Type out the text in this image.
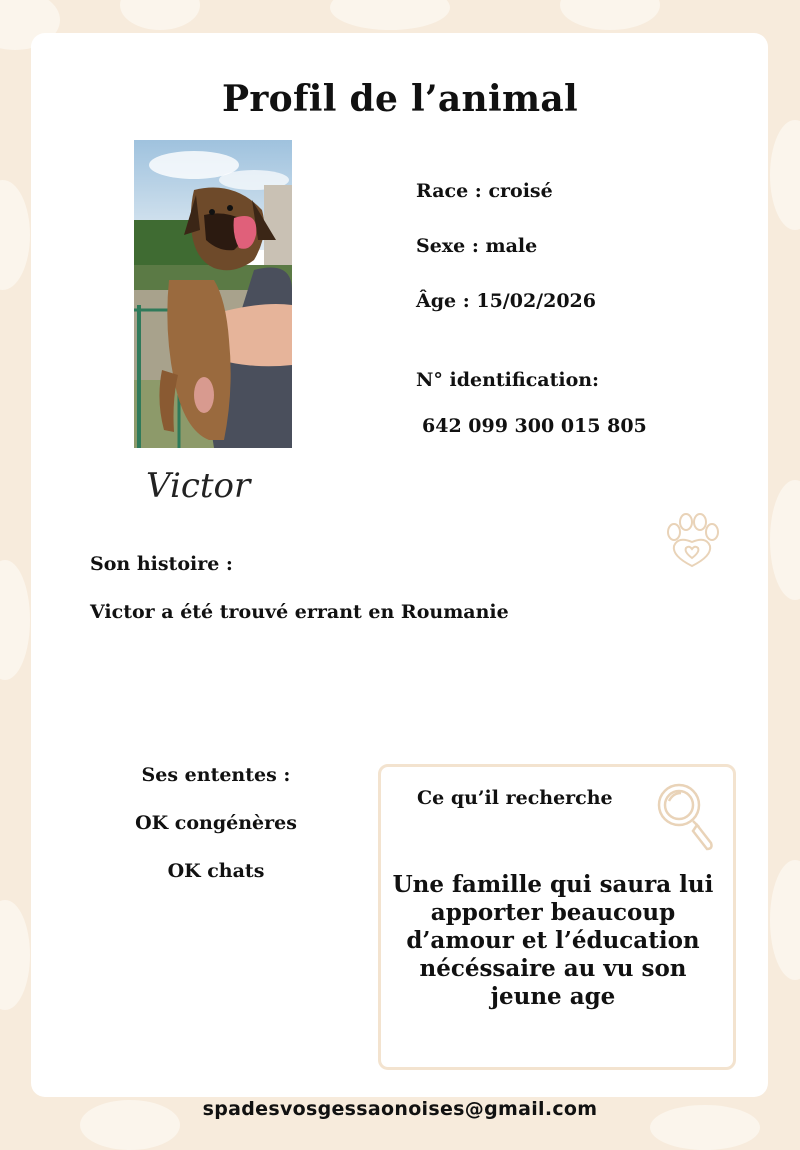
Profil de l’animal
Race : croisé
Sexe : male
Âge : 15/02/2026
N° identification:
642 099 300 015 805
Victor
Son histoire :
Victor a été trouvé errant en Roumanie
Ses ententes :
OK congénères
OK chats
Ce qu’il recherche
Une famille qui saura lui
apporter beaucoup
d’amour et l’éducation
nécéssaire au vu son
jeune age
spadesvosgessaonoises@gmail.com
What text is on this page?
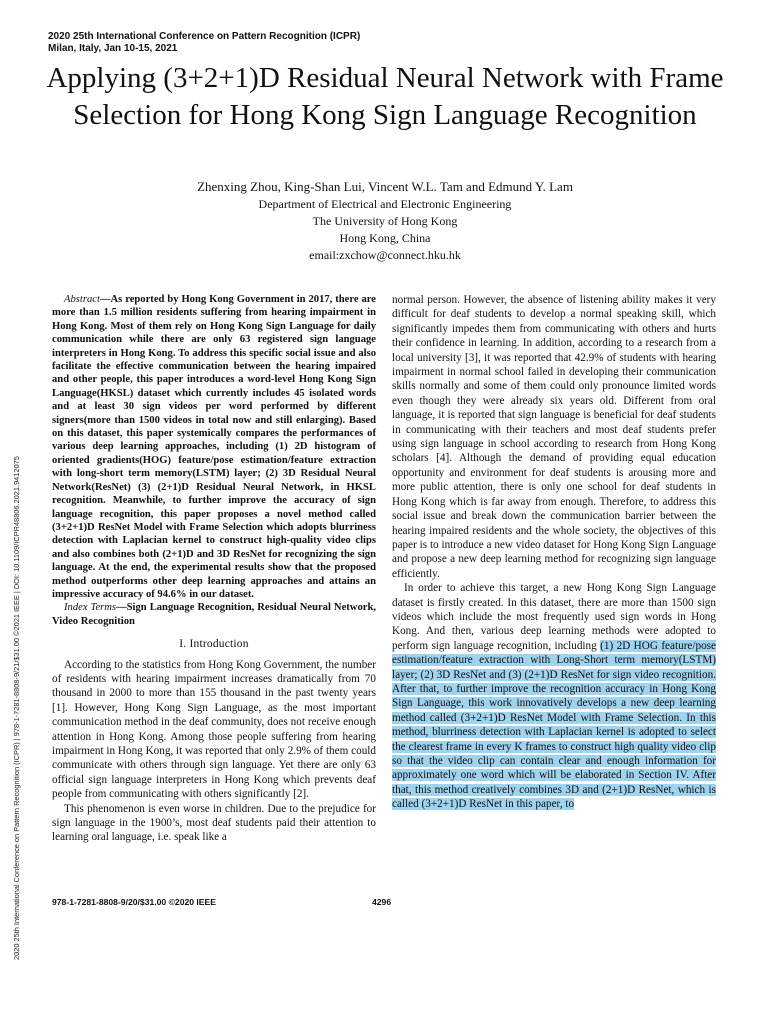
2020 25th International Conference on Pattern Recognition (ICPR)
Milan, Italy, Jan 10-15, 2021
2020 25th International Conference on Pattern Recognition (ICPR) | 978-1-7281-8808-9/21/$31.00 ©2021 IEEE | DOI: 10.1109/ICPR48806.2021.9412075
Applying (3+2+1)D Residual Neural Network with Frame Selection for Hong Kong Sign Language Recognition
Zhenxing Zhou, King-Shan Lui, Vincent W.L. Tam and Edmund Y. Lam
Department of Electrical and Electronic Engineering
The University of Hong Kong
Hong Kong, China
email:zxchow@connect.hku.hk

Abstract—As reported by Hong Kong Government in 2017, there are more than 1.5 million residents suffering from hearing impairment in Hong Kong. Most of them rely on Hong Kong Sign Language for daily communication while there are only 63 registered sign language interpreters in Hong Kong. To address this specific social issue and also facilitate the effective communication between the hearing impaired and other people, this paper introduces a word-level Hong Kong Sign Language(HKSL) dataset which currently includes 45 isolated words and at least 30 sign videos per word performed by different signers(more than 1500 videos in total now and still enlarging). Based on this dataset, this paper systemically compares the performances of various deep learning approaches, including (1) 2D histogram of oriented gradients(HOG) feature/pose estimation/feature extraction with long-short term memory(LSTM) layer; (2) 3D Residual Neural Network(ResNet) (3) (2+1)D Residual Neural Network, in HKSL recognition. Meanwhile, to further improve the accuracy of sign language recognition, this paper proposes a novel method called (3+2+1)D ResNet Model with Frame Selection which adopts blurriness detection with Laplacian kernel to construct high-quality video clips and also combines both (2+1)D and 3D ResNet for recognizing the sign language. At the end, the experimental results show that the proposed method outperforms other deep learning approaches and attains an impressive accuracy of 94.6% in our dataset.

Index Terms—Sign Language Recognition, Residual Neural Network, Video Recognition

I. Introduction

According to the statistics from Hong Kong Government, the number of residents with hearing impairment increases dramatically from 70 thousand in 2000 to more than 155 thousand in the past twenty years [1]. However, Hong Kong Sign Language, as the most important communication method in the deaf community, does not receive enough attention in Hong Kong. Among those people suffering from hearing impairment in Hong Kong, it was reported that only 2.9% of them could communicate with others through sign language. Yet there are only 63 official sign language interpreters in Hong Kong which prevents deaf people from communicating with others significantly [2].

This phenomenon is even worse in children. Due to the prejudice for sign language in the 1900’s, most deaf students paid their attention to learning oral language, i.e. speak like a

normal person. However, the absence of listening ability makes it very difficult for deaf students to develop a normal speaking skill, which significantly impedes them from communicating with others and hurts their confidence in learning. In addition, according to a research from a local university [3], it was reported that 42.9% of students with hearing impairment in normal school failed in developing their communication skills normally and some of them could only pronounce limited words even though they were already six years old. Different from oral language, it is reported that sign language is beneficial for deaf students in communicating with their teachers and most deaf students prefer using sign language in school according to research from Hong Kong scholars [4]. Although the demand of providing equal education opportunity and environment for deaf students is arousing more and more public attention, there is only one school for deaf students in Hong Kong which is far away from enough. Therefore, to address this social issue and break down the communication barrier between the hearing impaired residents and the whole society, the objectives of this paper is to introduce a new video dataset for Hong Kong Sign Language and propose a new deep learning method for recognizing sign language efficiently.

In order to achieve this target, a new Hong Kong Sign Language dataset is firstly created. In this dataset, there are more than 1500 sign videos which include the most frequently used sign words in Hong Kong. And then, various deep learning methods were adopted to perform sign language recognition, including (1) 2D HOG feature/pose estimation/feature extraction with Long-Short term memory(LSTM) layer; (2) 3D ResNet and (3) (2+1)D ResNet for sign video recognition. After that, to further improve the recognition accuracy in Hong Kong Sign Language, this work innovatively develops a new deep learning method called (3+2+1)D ResNet Model with Frame Selection. In this method, blurriness detection with Laplacian kernel is adopted to select the clearest frame in every K frames to construct high quality video clip so that the video clip can contain clear and enough information for approximately one word which will be elaborated in Section IV. After that, this method creatively combines 3D and (2+1)D ResNet, which is called (3+2+1)D ResNet in this paper, to

978-1-7281-8808-9/20/$31.00 ©2020 IEEE	4296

※

**GIVEN INSTRUCTION**
Reproduce the records verbatim, omitting all images they contain.

**WRITTEN SOLUTION**
Type out the text in this image.
Profil de l’animal
Race : croisé
Sexe : male
Âge : 15/02/2026
N° identification:
642 099 300 015 805
Victor
Son histoire :
Victor a été trouvé errant en Roumanie
Ses ententes :
OK congénères
OK chats
Ce qu’il recherche
Une famille qui saura lui
apporter beaucoup
d’amour et l’éducation
nécéssaire au vu son
jeune age
spadesvosgessaonoises@gmail.com
What text is on this page?
2020 25th International Conference on Pattern Recognition (ICPR)
Milan, Italy, Jan 10-15, 2021
2020 25th International Conference on Pattern Recognition (ICPR) | 978-1-7281-8808-9/21/$31.00 ©2021 IEEE | DOI: 10.1109/ICPR48806.2021.9412075
Applying (3+2+1)D Residual Neural Network with Frame Selection for Hong Kong Sign Language Recognition
Zhenxing Zhou, King-Shan Lui, Vincent W.L. Tam and Edmund Y. Lam
Department of Electrical and Electronic Engineering
The University of Hong Kong
Hong Kong, China
email:zxchow@connect.hku.hk

Abstract—As reported by Hong Kong Government in 2017, there are more than 1.5 million residents suffering from hearing impairment in Hong Kong. Most of them rely on Hong Kong Sign Language for daily communication while there are only 63 registered sign language interpreters in Hong Kong. To address this specific social issue and also facilitate the effective communication between the hearing impaired and other people, this paper introduces a word-level Hong Kong Sign Language(HKSL) dataset which currently includes 45 isolated words and at least 30 sign videos per word performed by different signers(more than 1500 videos in total now and still enlarging). Based on this dataset, this paper systemically compares the performances of various deep learning approaches, including (1) 2D histogram of oriented gradients(HOG) feature/pose estimation/feature extraction with long-short term memory(LSTM) layer; (2) 3D Residual Neural Network(ResNet) (3) (2+1)D Residual Neural Network, in HKSL recognition. Meanwhile, to further improve the accuracy of sign language recognition, this paper proposes a novel method called (3+2+1)D ResNet Model with Frame Selection which adopts blurriness detection with Laplacian kernel to construct high-quality video clips and also combines both (2+1)D and 3D ResNet for recognizing the sign language. At the end, the experimental results show that the proposed method outperforms other deep learning approaches and attains an impressive accuracy of 94.6% in our dataset.

Index Terms—Sign Language Recognition, Residual Neural Network, Video Recognition

I. Introduction

According to the statistics from Hong Kong Government, the number of residents with hearing impairment increases dramatically from 70 thousand in 2000 to more than 155 thousand in the past twenty years [1]. However, Hong Kong Sign Language, as the most important communication method in the deaf community, does not receive enough attention in Hong Kong. Among those people suffering from hearing impairment in Hong Kong, it was reported that only 2.9% of them could communicate with others through sign language. Yet there are only 63 official sign language interpreters in Hong Kong which prevents deaf people from communicating with others significantly [2].

This phenomenon is even worse in children. Due to the prejudice for sign language in the 1900’s, most deaf students paid their attention to learning oral language, i.e. speak like a

normal person. However, the absence of listening ability makes it very difficult for deaf students to develop a normal speaking skill, which significantly impedes them from communicating with others and hurts their confidence in learning. In addition, according to a research from a local university [3], it was reported that 42.9% of students with hearing impairment in normal school failed in developing their communication skills normally and some of them could only pronounce limited words even though they were already six years old. Different from oral language, it is reported that sign language is beneficial for deaf students in communicating with their teachers and most deaf students prefer using sign language in school according to research from Hong Kong scholars [4]. Although the demand of providing equal education opportunity and environment for deaf students is arousing more and more public attention, there is only one school for deaf students in Hong Kong which is far away from enough. Therefore, to address this social issue and break down the communication barrier between the hearing impaired residents and the whole society, the objectives of this paper is to introduce a new video dataset for Hong Kong Sign Language and propose a new deep learning method for recognizing sign language efficiently.

In order to achieve this target, a new Hong Kong Sign Language dataset is firstly created. In this dataset, there are more than 1500 sign videos which include the most frequently used sign words in Hong Kong. And then, various deep learning methods were adopted to perform sign language recognition, including (1) 2D HOG feature/pose estimation/feature extraction with Long-Short term memory(LSTM) layer; (2) 3D ResNet and (3) (2+1)D ResNet for sign video recognition. After that, to further improve the recognition accuracy in Hong Kong Sign Language, this work innovatively develops a new deep learning method called (3+2+1)D ResNet Model with Frame Selection. In this method, blurriness detection with Laplacian kernel is adopted to select the clearest frame in every K frames to construct high quality video clip so that the video clip can contain clear and enough information for approximately one word which will be elaborated in Section IV. After that, this method creatively combines 3D and (2+1)D ResNet, which is called (3+2+1)D ResNet in this paper, to

978-1-7281-8808-9/20/$31.00 ©2020 IEEE	4296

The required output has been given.